→ **The records**
━━━━

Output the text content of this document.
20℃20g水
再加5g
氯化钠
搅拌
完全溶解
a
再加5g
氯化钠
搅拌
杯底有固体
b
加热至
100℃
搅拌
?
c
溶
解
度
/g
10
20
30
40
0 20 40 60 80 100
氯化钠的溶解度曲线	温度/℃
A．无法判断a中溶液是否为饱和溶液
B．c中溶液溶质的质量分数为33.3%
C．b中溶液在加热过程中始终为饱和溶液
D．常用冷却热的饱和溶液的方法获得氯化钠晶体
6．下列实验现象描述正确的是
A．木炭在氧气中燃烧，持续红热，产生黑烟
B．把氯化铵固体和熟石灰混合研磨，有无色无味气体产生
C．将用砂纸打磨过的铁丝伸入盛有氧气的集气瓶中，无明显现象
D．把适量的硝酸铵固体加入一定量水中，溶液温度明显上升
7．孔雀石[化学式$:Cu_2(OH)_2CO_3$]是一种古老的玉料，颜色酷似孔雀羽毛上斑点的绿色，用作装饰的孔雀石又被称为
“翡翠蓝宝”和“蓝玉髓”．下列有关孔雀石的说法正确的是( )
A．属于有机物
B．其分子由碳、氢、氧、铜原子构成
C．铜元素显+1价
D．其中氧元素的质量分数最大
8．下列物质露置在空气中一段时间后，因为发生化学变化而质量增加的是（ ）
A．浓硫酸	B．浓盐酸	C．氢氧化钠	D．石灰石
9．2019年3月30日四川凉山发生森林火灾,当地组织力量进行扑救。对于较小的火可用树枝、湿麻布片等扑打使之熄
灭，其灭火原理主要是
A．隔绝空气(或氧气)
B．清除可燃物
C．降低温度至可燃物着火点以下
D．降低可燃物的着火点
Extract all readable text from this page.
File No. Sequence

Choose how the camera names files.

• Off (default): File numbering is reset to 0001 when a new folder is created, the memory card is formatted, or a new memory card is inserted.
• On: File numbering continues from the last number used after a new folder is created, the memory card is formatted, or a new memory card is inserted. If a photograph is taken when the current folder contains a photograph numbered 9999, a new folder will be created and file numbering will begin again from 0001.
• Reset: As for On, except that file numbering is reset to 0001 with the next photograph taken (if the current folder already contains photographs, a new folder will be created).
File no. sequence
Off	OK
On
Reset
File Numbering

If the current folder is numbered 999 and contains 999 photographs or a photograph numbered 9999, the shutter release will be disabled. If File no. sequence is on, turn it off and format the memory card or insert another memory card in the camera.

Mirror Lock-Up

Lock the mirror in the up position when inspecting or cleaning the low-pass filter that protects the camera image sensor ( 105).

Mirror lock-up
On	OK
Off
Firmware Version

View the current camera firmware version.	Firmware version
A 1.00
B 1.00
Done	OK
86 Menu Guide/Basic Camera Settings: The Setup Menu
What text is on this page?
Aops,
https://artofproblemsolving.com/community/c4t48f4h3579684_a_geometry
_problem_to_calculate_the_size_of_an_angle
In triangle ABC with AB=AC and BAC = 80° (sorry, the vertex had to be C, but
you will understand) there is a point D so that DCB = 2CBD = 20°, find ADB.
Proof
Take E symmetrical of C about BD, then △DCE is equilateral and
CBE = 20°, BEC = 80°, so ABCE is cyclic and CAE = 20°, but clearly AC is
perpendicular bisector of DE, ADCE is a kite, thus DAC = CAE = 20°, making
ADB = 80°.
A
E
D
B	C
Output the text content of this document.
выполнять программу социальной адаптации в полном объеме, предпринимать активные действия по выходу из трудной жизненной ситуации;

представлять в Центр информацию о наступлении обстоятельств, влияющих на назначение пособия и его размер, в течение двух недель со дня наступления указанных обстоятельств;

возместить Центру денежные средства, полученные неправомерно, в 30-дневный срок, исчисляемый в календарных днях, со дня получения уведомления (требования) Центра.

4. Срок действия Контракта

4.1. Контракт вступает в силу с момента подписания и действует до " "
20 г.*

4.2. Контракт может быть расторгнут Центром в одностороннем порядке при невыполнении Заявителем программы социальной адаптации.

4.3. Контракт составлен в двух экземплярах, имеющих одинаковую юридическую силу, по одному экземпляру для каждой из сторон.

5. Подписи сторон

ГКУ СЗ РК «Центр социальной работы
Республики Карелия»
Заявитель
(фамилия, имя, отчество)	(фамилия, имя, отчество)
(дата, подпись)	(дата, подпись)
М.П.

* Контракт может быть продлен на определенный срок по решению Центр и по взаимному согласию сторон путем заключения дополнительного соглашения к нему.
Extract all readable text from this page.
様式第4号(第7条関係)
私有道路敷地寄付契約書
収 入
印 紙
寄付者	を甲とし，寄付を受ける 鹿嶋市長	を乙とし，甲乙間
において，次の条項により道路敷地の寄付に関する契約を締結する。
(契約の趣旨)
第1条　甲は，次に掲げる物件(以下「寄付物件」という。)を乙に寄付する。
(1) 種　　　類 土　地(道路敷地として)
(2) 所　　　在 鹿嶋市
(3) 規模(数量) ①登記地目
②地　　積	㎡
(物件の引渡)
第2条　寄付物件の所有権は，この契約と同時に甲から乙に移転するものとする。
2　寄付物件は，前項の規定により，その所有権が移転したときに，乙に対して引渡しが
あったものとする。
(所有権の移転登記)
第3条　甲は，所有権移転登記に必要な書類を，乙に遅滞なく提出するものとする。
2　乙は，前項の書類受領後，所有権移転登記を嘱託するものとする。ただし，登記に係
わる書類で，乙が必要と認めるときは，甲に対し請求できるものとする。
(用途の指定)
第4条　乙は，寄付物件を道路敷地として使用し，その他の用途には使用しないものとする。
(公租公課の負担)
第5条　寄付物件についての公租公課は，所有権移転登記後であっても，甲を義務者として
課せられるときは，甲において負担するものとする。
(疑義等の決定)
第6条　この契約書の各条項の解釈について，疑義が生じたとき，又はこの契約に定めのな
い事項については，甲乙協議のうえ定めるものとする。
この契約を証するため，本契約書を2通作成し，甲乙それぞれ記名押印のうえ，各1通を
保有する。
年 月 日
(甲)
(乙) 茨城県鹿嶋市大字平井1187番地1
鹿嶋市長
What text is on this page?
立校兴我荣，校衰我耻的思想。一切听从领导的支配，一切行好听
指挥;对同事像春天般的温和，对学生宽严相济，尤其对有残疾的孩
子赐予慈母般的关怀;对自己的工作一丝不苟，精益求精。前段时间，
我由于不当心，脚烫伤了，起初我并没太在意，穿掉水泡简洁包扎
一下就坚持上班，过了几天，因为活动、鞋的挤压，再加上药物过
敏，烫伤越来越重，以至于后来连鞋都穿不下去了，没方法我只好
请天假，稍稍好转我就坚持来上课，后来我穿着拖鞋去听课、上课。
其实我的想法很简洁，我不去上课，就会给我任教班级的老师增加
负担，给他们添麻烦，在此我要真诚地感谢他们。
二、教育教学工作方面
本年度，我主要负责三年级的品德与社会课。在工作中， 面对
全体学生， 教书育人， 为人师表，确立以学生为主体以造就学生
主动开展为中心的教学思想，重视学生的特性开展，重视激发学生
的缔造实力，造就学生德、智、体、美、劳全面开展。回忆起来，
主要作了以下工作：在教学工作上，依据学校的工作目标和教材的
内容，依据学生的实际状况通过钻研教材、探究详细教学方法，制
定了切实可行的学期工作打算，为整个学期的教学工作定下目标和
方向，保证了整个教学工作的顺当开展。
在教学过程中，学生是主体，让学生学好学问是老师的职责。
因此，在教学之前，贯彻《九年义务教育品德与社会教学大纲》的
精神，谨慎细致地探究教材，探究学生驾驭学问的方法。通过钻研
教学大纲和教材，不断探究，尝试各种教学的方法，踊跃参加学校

━━━━

→ **Stated goal**
Above are the records; retype every one exactly.

→ **Written answer**
Output the text content of this document.
20℃20g水
再加5g
氯化钠
搅拌
完全溶解
a
再加5g
氯化钠
搅拌
杯底有固体
b
加热至
100℃
搅拌
?
c
溶
解
度
/g
10
20
30
40
0 20 40 60 80 100
氯化钠的溶解度曲线	温度/℃
A．无法判断a中溶液是否为饱和溶液
B．c中溶液溶质的质量分数为33.3%
C．b中溶液在加热过程中始终为饱和溶液
D．常用冷却热的饱和溶液的方法获得氯化钠晶体
6．下列实验现象描述正确的是
A．木炭在氧气中燃烧，持续红热，产生黑烟
B．把氯化铵固体和熟石灰混合研磨，有无色无味气体产生
C．将用砂纸打磨过的铁丝伸入盛有氧气的集气瓶中，无明显现象
D．把适量的硝酸铵固体加入一定量水中，溶液温度明显上升
7．孔雀石[化学式$:Cu_2(OH)_2CO_3$]是一种古老的玉料，颜色酷似孔雀羽毛上斑点的绿色，用作装饰的孔雀石又被称为
“翡翠蓝宝”和“蓝玉髓”．下列有关孔雀石的说法正确的是( )
A．属于有机物
B．其分子由碳、氢、氧、铜原子构成
C．铜元素显+1价
D．其中氧元素的质量分数最大
8．下列物质露置在空气中一段时间后，因为发生化学变化而质量增加的是（ ）
A．浓硫酸	B．浓盐酸	C．氢氧化钠	D．石灰石
9．2019年3月30日四川凉山发生森林火灾,当地组织力量进行扑救。对于较小的火可用树枝、湿麻布片等扑打使之熄
灭，其灭火原理主要是
A．隔绝空气(或氧气)
B．清除可燃物
C．降低温度至可燃物着火点以下
D．降低可燃物的着火点
Extract all readable text from this page.
File No. Sequence

Choose how the camera names files.

• Off (default): File numbering is reset to 0001 when a new folder is created, the memory card is formatted, or a new memory card is inserted.
• On: File numbering continues from the last number used after a new folder is created, the memory card is formatted, or a new memory card is inserted. If a photograph is taken when the current folder contains a photograph numbered 9999, a new folder will be created and file numbering will begin again from 0001.
• Reset: As for On, except that file numbering is reset to 0001 with the next photograph taken (if the current folder already contains photographs, a new folder will be created).
File no. sequence
Off	OK
On
Reset
File Numbering

If the current folder is numbered 999 and contains 999 photographs or a photograph numbered 9999, the shutter release will be disabled. If File no. sequence is on, turn it off and format the memory card or insert another memory card in the camera.

Mirror Lock-Up

Lock the mirror in the up position when inspecting or cleaning the low-pass filter that protects the camera image sensor ( 105).

Mirror lock-up
On	OK
Off
Firmware Version

View the current camera firmware version.	Firmware version
A 1.00
B 1.00
Done	OK
86 Menu Guide/Basic Camera Settings: The Setup Menu
What text is on this page?
Aops,
https://artofproblemsolving.com/community/c4t48f4h3579684_a_geometry
_problem_to_calculate_the_size_of_an_angle
In triangle ABC with AB=AC and BAC = 80° (sorry, the vertex had to be C, but
you will understand) there is a point D so that DCB = 2CBD = 20°, find ADB.
Proof
Take E symmetrical of C about BD, then △DCE is equilateral and
CBE = 20°, BEC = 80°, so ABCE is cyclic and CAE = 20°, but clearly AC is
perpendicular bisector of DE, ADCE is a kite, thus DAC = CAE = 20°, making
ADB = 80°.
A
E
D
B	C
Output the text content of this document.
выполнять программу социальной адаптации в полном объеме, предпринимать активные действия по выходу из трудной жизненной ситуации;

представлять в Центр информацию о наступлении обстоятельств, влияющих на назначение пособия и его размер, в течение двух недель со дня наступления указанных обстоятельств;

возместить Центру денежные средства, полученные неправомерно, в 30-дневный срок, исчисляемый в календарных днях, со дня получения уведомления (требования) Центра.

4. Срок действия Контракта

4.1. Контракт вступает в силу с момента подписания и действует до " "
20 г.*

4.2. Контракт может быть расторгнут Центром в одностороннем порядке при невыполнении Заявителем программы социальной адаптации.

4.3. Контракт составлен в двух экземплярах, имеющих одинаковую юридическую силу, по одному экземпляру для каждой из сторон.

5. Подписи сторон

ГКУ СЗ РК «Центр социальной работы
Республики Карелия»
Заявитель
(фамилия, имя, отчество)	(фамилия, имя, отчество)
(дата, подпись)	(дата, подпись)
М.П.

* Контракт может быть продлен на определенный срок по решению Центр и по взаимному согласию сторон путем заключения дополнительного соглашения к нему.
Extract all readable text from this page.
様式第4号(第7条関係)
私有道路敷地寄付契約書
収 入
印 紙
寄付者	を甲とし，寄付を受ける 鹿嶋市長	を乙とし，甲乙間
において，次の条項により道路敷地の寄付に関する契約を締結する。
(契約の趣旨)
第1条　甲は，次に掲げる物件(以下「寄付物件」という。)を乙に寄付する。
(1) 種　　　類 土　地(道路敷地として)
(2) 所　　　在 鹿嶋市
(3) 規模(数量) ①登記地目
②地　　積	㎡
(物件の引渡)
第2条　寄付物件の所有権は，この契約と同時に甲から乙に移転するものとする。
2　寄付物件は，前項の規定により，その所有権が移転したときに，乙に対して引渡しが
あったものとする。
(所有権の移転登記)
第3条　甲は，所有権移転登記に必要な書類を，乙に遅滞なく提出するものとする。
2　乙は，前項の書類受領後，所有権移転登記を嘱託するものとする。ただし，登記に係
わる書類で，乙が必要と認めるときは，甲に対し請求できるものとする。
(用途の指定)
第4条　乙は，寄付物件を道路敷地として使用し，その他の用途には使用しないものとする。
(公租公課の負担)
第5条　寄付物件についての公租公課は，所有権移転登記後であっても，甲を義務者として
課せられるときは，甲において負担するものとする。
(疑義等の決定)
第6条　この契約書の各条項の解釈について，疑義が生じたとき，又はこの契約に定めのな
い事項については，甲乙協議のうえ定めるものとする。
この契約を証するため，本契約書を2通作成し，甲乙それぞれ記名押印のうえ，各1通を
保有する。
年 月 日
(甲)
(乙) 茨城県鹿嶋市大字平井1187番地1
鹿嶋市長
What text is on this page?
立校兴我荣，校衰我耻的思想。一切听从领导的支配，一切行好听
指挥;对同事像春天般的温和，对学生宽严相济，尤其对有残疾的孩
子赐予慈母般的关怀;对自己的工作一丝不苟，精益求精。前段时间，
我由于不当心，脚烫伤了，起初我并没太在意，穿掉水泡简洁包扎
一下就坚持上班，过了几天，因为活动、鞋的挤压，再加上药物过
敏，烫伤越来越重，以至于后来连鞋都穿不下去了，没方法我只好
请天假，稍稍好转我就坚持来上课，后来我穿着拖鞋去听课、上课。
其实我的想法很简洁，我不去上课，就会给我任教班级的老师增加
负担，给他们添麻烦，在此我要真诚地感谢他们。
二、教育教学工作方面
本年度，我主要负责三年级的品德与社会课。在工作中， 面对
全体学生， 教书育人， 为人师表，确立以学生为主体以造就学生
主动开展为中心的教学思想，重视学生的特性开展，重视激发学生
的缔造实力，造就学生德、智、体、美、劳全面开展。回忆起来，
主要作了以下工作：在教学工作上，依据学校的工作目标和教材的
内容，依据学生的实际状况通过钻研教材、探究详细教学方法，制
定了切实可行的学期工作打算，为整个学期的教学工作定下目标和
方向，保证了整个教学工作的顺当开展。
在教学过程中，学生是主体，让学生学好学问是老师的职责。
因此，在教学之前，贯彻《九年义务教育品德与社会教学大纲》的
精神，谨慎细致地探究教材，探究学生驾驭学问的方法。通过钻研
教学大纲和教材，不断探究，尝试各种教学的方法，踊跃参加学校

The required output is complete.